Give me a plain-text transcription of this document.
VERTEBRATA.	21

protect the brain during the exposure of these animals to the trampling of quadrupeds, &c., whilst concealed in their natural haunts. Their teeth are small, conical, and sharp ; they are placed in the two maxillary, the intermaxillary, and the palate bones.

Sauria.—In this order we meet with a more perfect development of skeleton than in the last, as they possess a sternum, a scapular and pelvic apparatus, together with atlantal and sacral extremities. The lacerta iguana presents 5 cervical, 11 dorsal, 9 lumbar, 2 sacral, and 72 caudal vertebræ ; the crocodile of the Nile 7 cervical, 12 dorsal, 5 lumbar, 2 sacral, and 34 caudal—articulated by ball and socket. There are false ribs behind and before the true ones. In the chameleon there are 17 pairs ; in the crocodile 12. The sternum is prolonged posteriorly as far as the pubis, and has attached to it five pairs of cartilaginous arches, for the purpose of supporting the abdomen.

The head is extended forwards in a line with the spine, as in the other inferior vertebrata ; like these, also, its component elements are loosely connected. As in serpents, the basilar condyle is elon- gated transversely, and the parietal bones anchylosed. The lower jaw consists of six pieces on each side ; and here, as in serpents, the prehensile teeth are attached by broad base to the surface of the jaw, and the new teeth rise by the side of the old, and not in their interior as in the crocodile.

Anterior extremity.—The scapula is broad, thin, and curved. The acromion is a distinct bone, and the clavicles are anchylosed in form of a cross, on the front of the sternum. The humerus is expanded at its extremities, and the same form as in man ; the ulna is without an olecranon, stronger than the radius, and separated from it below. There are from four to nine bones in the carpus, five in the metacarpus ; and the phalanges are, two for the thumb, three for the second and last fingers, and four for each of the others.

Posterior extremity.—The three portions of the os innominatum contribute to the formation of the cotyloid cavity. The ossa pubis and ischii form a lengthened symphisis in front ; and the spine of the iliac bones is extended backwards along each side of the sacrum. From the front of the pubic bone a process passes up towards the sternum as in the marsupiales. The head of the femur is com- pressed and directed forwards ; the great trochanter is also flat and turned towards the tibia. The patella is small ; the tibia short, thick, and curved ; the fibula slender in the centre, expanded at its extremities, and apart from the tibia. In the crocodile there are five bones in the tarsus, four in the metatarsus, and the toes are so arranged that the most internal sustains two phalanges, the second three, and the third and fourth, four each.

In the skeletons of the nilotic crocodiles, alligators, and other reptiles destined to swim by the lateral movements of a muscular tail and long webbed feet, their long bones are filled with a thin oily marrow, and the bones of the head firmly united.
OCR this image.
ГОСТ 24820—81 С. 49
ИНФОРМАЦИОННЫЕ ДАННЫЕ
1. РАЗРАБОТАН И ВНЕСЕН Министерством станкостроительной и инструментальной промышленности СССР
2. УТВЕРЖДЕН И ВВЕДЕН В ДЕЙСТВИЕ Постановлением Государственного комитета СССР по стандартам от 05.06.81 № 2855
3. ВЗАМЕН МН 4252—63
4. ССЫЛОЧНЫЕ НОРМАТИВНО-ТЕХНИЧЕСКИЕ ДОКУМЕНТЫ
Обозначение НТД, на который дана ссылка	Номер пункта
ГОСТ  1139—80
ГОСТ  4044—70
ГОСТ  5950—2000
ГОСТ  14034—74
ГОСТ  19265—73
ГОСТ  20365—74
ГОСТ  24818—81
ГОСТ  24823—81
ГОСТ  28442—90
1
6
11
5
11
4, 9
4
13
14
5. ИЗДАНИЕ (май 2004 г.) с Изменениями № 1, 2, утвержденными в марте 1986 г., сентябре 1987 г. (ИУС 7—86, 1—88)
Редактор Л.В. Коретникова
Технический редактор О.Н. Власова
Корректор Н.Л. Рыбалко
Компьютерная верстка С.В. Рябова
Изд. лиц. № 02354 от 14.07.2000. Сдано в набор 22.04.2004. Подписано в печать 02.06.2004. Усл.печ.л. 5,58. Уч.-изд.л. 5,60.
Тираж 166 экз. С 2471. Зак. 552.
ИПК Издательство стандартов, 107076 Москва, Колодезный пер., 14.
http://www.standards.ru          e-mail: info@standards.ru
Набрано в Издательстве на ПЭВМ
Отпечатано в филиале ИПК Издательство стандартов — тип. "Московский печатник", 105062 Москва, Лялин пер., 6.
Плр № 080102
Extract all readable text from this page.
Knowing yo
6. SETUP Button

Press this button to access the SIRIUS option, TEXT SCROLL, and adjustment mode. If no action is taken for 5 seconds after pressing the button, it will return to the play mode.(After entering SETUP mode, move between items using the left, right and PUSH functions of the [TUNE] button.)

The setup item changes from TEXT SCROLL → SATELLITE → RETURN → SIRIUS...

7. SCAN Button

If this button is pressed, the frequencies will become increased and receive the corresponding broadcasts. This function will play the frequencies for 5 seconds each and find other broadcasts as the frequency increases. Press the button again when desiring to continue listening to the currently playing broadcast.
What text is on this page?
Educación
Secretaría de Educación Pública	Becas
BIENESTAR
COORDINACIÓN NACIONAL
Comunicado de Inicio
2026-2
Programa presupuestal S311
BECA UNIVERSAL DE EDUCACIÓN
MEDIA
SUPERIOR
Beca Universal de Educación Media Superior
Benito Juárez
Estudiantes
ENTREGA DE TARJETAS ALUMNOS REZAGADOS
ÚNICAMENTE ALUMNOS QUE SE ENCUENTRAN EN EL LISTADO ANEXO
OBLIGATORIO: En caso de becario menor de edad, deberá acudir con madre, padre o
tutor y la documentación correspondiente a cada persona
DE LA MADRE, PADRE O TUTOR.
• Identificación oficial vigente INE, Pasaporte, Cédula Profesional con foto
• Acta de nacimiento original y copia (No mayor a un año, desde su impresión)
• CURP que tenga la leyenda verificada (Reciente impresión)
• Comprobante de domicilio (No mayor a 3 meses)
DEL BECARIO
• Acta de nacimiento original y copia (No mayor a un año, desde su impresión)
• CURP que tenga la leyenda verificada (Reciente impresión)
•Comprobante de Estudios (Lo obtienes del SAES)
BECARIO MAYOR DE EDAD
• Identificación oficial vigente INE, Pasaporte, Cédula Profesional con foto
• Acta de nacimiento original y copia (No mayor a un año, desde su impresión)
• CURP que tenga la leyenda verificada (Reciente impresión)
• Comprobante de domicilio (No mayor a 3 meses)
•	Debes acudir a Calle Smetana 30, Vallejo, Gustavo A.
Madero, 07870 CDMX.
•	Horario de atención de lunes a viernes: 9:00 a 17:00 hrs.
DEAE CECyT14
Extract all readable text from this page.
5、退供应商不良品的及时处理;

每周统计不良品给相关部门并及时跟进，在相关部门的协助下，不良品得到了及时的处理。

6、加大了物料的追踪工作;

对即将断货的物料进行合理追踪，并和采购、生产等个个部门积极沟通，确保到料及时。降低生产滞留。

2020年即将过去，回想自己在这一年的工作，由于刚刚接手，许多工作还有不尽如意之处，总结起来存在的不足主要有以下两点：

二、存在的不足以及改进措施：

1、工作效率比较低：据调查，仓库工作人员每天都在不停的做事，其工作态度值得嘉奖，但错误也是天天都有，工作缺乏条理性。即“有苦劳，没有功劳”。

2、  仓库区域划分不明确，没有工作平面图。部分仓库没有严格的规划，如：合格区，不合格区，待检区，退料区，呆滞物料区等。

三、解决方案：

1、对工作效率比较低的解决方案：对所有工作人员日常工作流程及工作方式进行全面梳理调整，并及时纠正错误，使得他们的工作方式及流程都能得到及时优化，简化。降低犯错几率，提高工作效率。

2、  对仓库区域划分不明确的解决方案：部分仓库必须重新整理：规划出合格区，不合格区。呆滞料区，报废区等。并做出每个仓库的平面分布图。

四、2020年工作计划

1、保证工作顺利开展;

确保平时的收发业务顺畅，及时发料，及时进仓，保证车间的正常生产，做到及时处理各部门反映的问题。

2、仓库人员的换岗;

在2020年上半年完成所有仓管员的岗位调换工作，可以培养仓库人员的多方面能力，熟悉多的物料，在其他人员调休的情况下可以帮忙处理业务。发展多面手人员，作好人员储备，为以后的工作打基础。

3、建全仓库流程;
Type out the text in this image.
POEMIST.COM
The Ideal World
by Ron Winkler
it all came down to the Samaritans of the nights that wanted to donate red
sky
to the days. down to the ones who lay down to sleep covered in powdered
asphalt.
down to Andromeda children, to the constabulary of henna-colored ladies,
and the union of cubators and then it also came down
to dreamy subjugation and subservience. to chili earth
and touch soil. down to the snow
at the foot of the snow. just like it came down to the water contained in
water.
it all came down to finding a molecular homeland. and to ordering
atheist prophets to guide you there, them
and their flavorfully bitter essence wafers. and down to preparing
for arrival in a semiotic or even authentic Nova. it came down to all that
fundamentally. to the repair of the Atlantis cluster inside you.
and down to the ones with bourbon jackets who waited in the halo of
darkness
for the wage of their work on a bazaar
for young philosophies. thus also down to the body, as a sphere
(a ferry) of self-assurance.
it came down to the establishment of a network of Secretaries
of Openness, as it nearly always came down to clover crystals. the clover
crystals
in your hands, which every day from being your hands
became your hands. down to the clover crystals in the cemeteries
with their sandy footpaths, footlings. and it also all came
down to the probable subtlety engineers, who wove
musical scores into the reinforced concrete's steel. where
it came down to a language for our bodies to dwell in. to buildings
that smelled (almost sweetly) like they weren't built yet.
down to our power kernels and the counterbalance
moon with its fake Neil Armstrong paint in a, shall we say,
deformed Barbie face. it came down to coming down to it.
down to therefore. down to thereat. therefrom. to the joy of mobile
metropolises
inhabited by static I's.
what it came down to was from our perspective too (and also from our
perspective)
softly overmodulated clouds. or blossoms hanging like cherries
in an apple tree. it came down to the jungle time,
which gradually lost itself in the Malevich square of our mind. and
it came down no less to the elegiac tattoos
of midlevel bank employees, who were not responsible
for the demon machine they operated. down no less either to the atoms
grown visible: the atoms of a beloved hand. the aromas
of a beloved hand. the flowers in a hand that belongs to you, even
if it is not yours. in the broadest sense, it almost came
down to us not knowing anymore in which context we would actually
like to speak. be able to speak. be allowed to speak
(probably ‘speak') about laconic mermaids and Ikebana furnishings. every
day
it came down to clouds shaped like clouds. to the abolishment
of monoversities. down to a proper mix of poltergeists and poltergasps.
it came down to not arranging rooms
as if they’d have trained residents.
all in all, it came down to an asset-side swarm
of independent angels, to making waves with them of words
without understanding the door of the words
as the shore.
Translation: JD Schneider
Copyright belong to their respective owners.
• • •
Tally the lines of the listing in which the word "attached" occurs, and state the total alone.

2